YOUR INSTRUCTIONS — Every entry below must be repeated exactly; skip the pictures.

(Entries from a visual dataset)

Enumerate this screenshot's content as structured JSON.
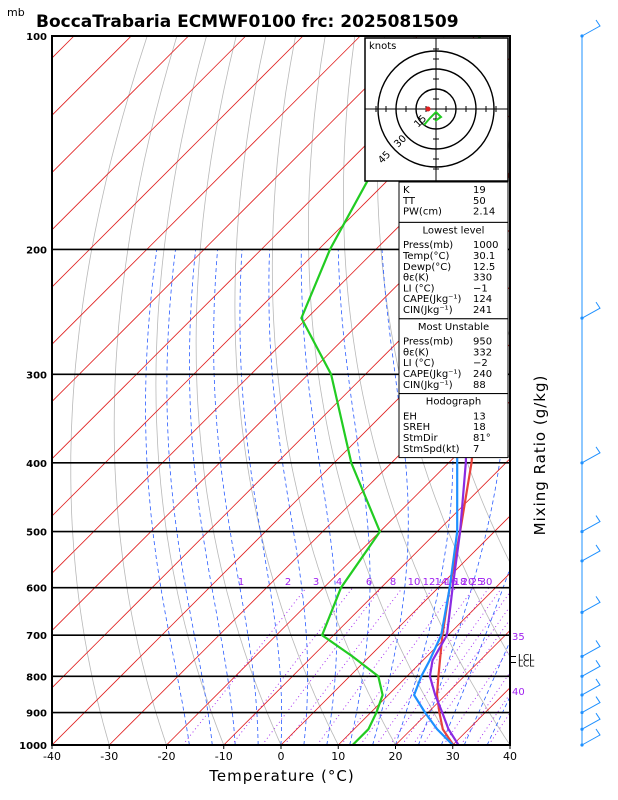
{
  "header": {
    "unit_mb": "mb",
    "title": "BoccaTrabaria ECMWF0100 frc: 2025081509"
  },
  "axes": {
    "xlabel": "Temperature (°C)",
    "right_label": "Mixing Ratio (g/kg)",
    "x_ticks": [
      "-40",
      "-30",
      "-20",
      "-10",
      "0",
      "10",
      "20",
      "30",
      "40"
    ],
    "p_ticks": [
      "100",
      "200",
      "300",
      "400",
      "500",
      "600",
      "700",
      "800",
      "900",
      "1000"
    ],
    "mixing_labels": [
      "1",
      "2",
      "3",
      "4",
      "6",
      "8",
      "10",
      "12",
      "14",
      "16",
      "18",
      "20",
      "25",
      "30"
    ],
    "mixing_labels_right": [
      "35",
      "40"
    ],
    "lcl_label": "LCL"
  },
  "hodograph": {
    "label": "knots",
    "rings": [
      "15",
      "30",
      "45"
    ]
  },
  "indices_table": [
    {
      "section": "",
      "rows": [
        [
          "K",
          "19"
        ],
        [
          "TT",
          "50"
        ],
        [
          "PW(cm)",
          "2.14"
        ]
      ]
    },
    {
      "section": "Lowest level",
      "rows": [
        [
          "Press(mb)",
          "1000"
        ],
        [
          "Temp(°C)",
          "30.1"
        ],
        [
          "Dewp(°C)",
          "12.5"
        ],
        [
          "θε(K)",
          "330"
        ],
        [
          "LI (°C)",
          "−1"
        ],
        [
          "CAPE(Jkg⁻¹)",
          "124"
        ],
        [
          "CIN(Jkg⁻¹)",
          "241"
        ]
      ]
    },
    {
      "section": "Most Unstable",
      "rows": [
        [
          "Press(mb)",
          "950"
        ],
        [
          "θε(K)",
          "332"
        ],
        [
          "LI (°C)",
          "−2"
        ],
        [
          "CAPE(Jkg⁻¹)",
          "240"
        ],
        [
          "CIN(Jkg⁻¹)",
          "88"
        ]
      ]
    },
    {
      "section": "Hodograph",
      "rows": [
        [
          "EH",
          "13"
        ],
        [
          "SREH",
          "18"
        ],
        [
          "StmDir",
          "81°"
        ],
        [
          "StmSpd(kt)",
          "7"
        ]
      ]
    }
  ],
  "chart_data": {
    "type": "line",
    "subtype": "skew-T log-P sounding",
    "xlabel": "Temperature (°C)",
    "ylabel": "mb",
    "xlim": [
      -40,
      40
    ],
    "ylim_pressure": [
      1000,
      100
    ],
    "log_pressure": true,
    "series": [
      {
        "name": "",
        "role": "temperature",
        "color": "#e8423c",
        "points": [
          [
            1000,
            30.1
          ],
          [
            950,
            25.5
          ],
          [
            900,
            22
          ],
          [
            850,
            18.5
          ],
          [
            800,
            15.5
          ],
          [
            700,
            9
          ],
          [
            600,
            2
          ],
          [
            500,
            -6
          ],
          [
            400,
            -16
          ],
          [
            300,
            -30
          ],
          [
            250,
            -41
          ],
          [
            200,
            -53
          ],
          [
            150,
            -61
          ],
          [
            100,
            -63
          ]
        ]
      },
      {
        "name": "",
        "role": "dewpoint",
        "color": "#22cc22",
        "points": [
          [
            1000,
            12.5
          ],
          [
            950,
            12.5
          ],
          [
            900,
            11
          ],
          [
            850,
            9
          ],
          [
            800,
            5
          ],
          [
            750,
            -3
          ],
          [
            700,
            -12
          ],
          [
            600,
            -17
          ],
          [
            500,
            -20
          ],
          [
            400,
            -37
          ],
          [
            300,
            -56
          ],
          [
            250,
            -71
          ],
          [
            200,
            -78
          ],
          [
            150,
            -85
          ],
          [
            100,
            -89
          ]
        ]
      },
      {
        "name": "",
        "role": "virtual temperature",
        "color": "#8a2be2",
        "points": [
          [
            1000,
            31
          ],
          [
            950,
            26.5
          ],
          [
            900,
            22.5
          ],
          [
            850,
            18.2
          ],
          [
            800,
            14
          ],
          [
            760,
            11.7
          ],
          [
            700,
            9.8
          ],
          [
            600,
            2.5
          ],
          [
            500,
            -6
          ],
          [
            400,
            -17
          ],
          [
            300,
            -32
          ],
          [
            250,
            -42
          ],
          [
            200,
            -55
          ],
          [
            150,
            -72
          ],
          [
            120,
            -84
          ]
        ]
      },
      {
        "name": "",
        "role": "parcel",
        "color": "#1e90ff",
        "points": [
          [
            1000,
            30
          ],
          [
            950,
            24.5
          ],
          [
            900,
            19.5
          ],
          [
            850,
            14.5
          ],
          [
            800,
            12.5
          ],
          [
            760,
            11.2
          ],
          [
            700,
            8.8
          ],
          [
            600,
            2
          ],
          [
            500,
            -6.5
          ],
          [
            400,
            -18.5
          ],
          [
            300,
            -34
          ],
          [
            250,
            -44
          ],
          [
            200,
            -57
          ],
          [
            150,
            -74
          ],
          [
            120,
            -87
          ]
        ]
      }
    ],
    "lcl_pressure": 760,
    "wind_barbs_pressure": [
      100,
      250,
      400,
      500,
      550,
      650,
      750,
      800,
      850,
      900,
      950,
      1000
    ]
  }
}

RIGHT ANSWER —
Enumerate this screenshot's content as structured JSON.
{
  "header": {
    "unit_mb": "mb",
    "title": "BoccaTrabaria ECMWF0100 frc: 2025081509"
  },
  "axes": {
    "xlabel": "Temperature (°C)",
    "right_label": "Mixing Ratio (g/kg)",
    "x_ticks": [
      "-40",
      "-30",
      "-20",
      "-10",
      "0",
      "10",
      "20",
      "30",
      "40"
    ],
    "p_ticks": [
      "100",
      "200",
      "300",
      "400",
      "500",
      "600",
      "700",
      "800",
      "900",
      "1000"
    ],
    "mixing_labels": [
      "1",
      "2",
      "3",
      "4",
      "6",
      "8",
      "10",
      "12",
      "14",
      "16",
      "18",
      "20",
      "25",
      "30"
    ],
    "mixing_labels_right": [
      "35",
      "40"
    ],
    "lcl_label": "LCL"
  },
  "hodograph": {
    "label": "knots",
    "rings": [
      "15",
      "30",
      "45"
    ]
  },
  "indices_table": [
    {
      "section": "",
      "rows": [
        [
          "K",
          "19"
        ],
        [
          "TT",
          "50"
        ],
        [
          "PW(cm)",
          "2.14"
        ]
      ]
    },
    {
      "section": "Lowest level",
      "rows": [
        [
          "Press(mb)",
          "1000"
        ],
        [
          "Temp(°C)",
          "30.1"
        ],
        [
          "Dewp(°C)",
          "12.5"
        ],
        [
          "θε(K)",
          "330"
        ],
        [
          "LI (°C)",
          "−1"
        ],
        [
          "CAPE(Jkg⁻¹)",
          "124"
        ],
        [
          "CIN(Jkg⁻¹)",
          "241"
        ]
      ]
    },
    {
      "section": "Most Unstable",
      "rows": [
        [
          "Press(mb)",
          "950"
        ],
        [
          "θε(K)",
          "332"
        ],
        [
          "LI (°C)",
          "−2"
        ],
        [
          "CAPE(Jkg⁻¹)",
          "240"
        ],
        [
          "CIN(Jkg⁻¹)",
          "88"
        ]
      ]
    },
    {
      "section": "Hodograph",
      "rows": [
        [
          "EH",
          "13"
        ],
        [
          "SREH",
          "18"
        ],
        [
          "StmDir",
          "81°"
        ],
        [
          "StmSpd(kt)",
          "7"
        ]
      ]
    }
  ],
  "chart_data": {
    "type": "line",
    "subtype": "skew-T log-P sounding",
    "xlabel": "Temperature (°C)",
    "ylabel": "mb",
    "xlim": [
      -40,
      40
    ],
    "ylim_pressure": [
      1000,
      100
    ],
    "log_pressure": true,
    "series": [
      {
        "name": "",
        "role": "temperature",
        "color": "#e8423c",
        "points": [
          [
            1000,
            30.1
          ],
          [
            950,
            25.5
          ],
          [
            900,
            22
          ],
          [
            850,
            18.5
          ],
          [
            800,
            15.5
          ],
          [
            700,
            9
          ],
          [
            600,
            2
          ],
          [
            500,
            -6
          ],
          [
            400,
            -16
          ],
          [
            300,
            -30
          ],
          [
            250,
            -41
          ],
          [
            200,
            -53
          ],
          [
            150,
            -61
          ],
          [
            100,
            -63
          ]
        ]
      },
      {
        "name": "",
        "role": "dewpoint",
        "color": "#22cc22",
        "points": [
          [
            1000,
            12.5
          ],
          [
            950,
            12.5
          ],
          [
            900,
            11
          ],
          [
            850,
            9
          ],
          [
            800,
            5
          ],
          [
            750,
            -3
          ],
          [
            700,
            -12
          ],
          [
            600,
            -17
          ],
          [
            500,
            -20
          ],
          [
            400,
            -37
          ],
          [
            300,
            -56
          ],
          [
            250,
            -71
          ],
          [
            200,
            -78
          ],
          [
            150,
            -85
          ],
          [
            100,
            -89
          ]
        ]
      },
      {
        "name": "",
        "role": "virtual temperature",
        "color": "#8a2be2",
        "points": [
          [
            1000,
            31
          ],
          [
            950,
            26.5
          ],
          [
            900,
            22.5
          ],
          [
            850,
            18.2
          ],
          [
            800,
            14
          ],
          [
            760,
            11.7
          ],
          [
            700,
            9.8
          ],
          [
            600,
            2.5
          ],
          [
            500,
            -6
          ],
          [
            400,
            -17
          ],
          [
            300,
            -32
          ],
          [
            250,
            -42
          ],
          [
            200,
            -55
          ],
          [
            150,
            -72
          ],
          [
            120,
            -84
          ]
        ]
      },
      {
        "name": "",
        "role": "parcel",
        "color": "#1e90ff",
        "points": [
          [
            1000,
            30
          ],
          [
            950,
            24.5
          ],
          [
            900,
            19.5
          ],
          [
            850,
            14.5
          ],
          [
            800,
            12.5
          ],
          [
            760,
            11.2
          ],
          [
            700,
            8.8
          ],
          [
            600,
            2
          ],
          [
            500,
            -6.5
          ],
          [
            400,
            -18.5
          ],
          [
            300,
            -34
          ],
          [
            250,
            -44
          ],
          [
            200,
            -57
          ],
          [
            150,
            -74
          ],
          [
            120,
            -87
          ]
        ]
      }
    ],
    "lcl_pressure": 760,
    "wind_barbs_pressure": [
      100,
      250,
      400,
      500,
      550,
      650,
      750,
      800,
      850,
      900,
      950,
      1000
    ]
  }
}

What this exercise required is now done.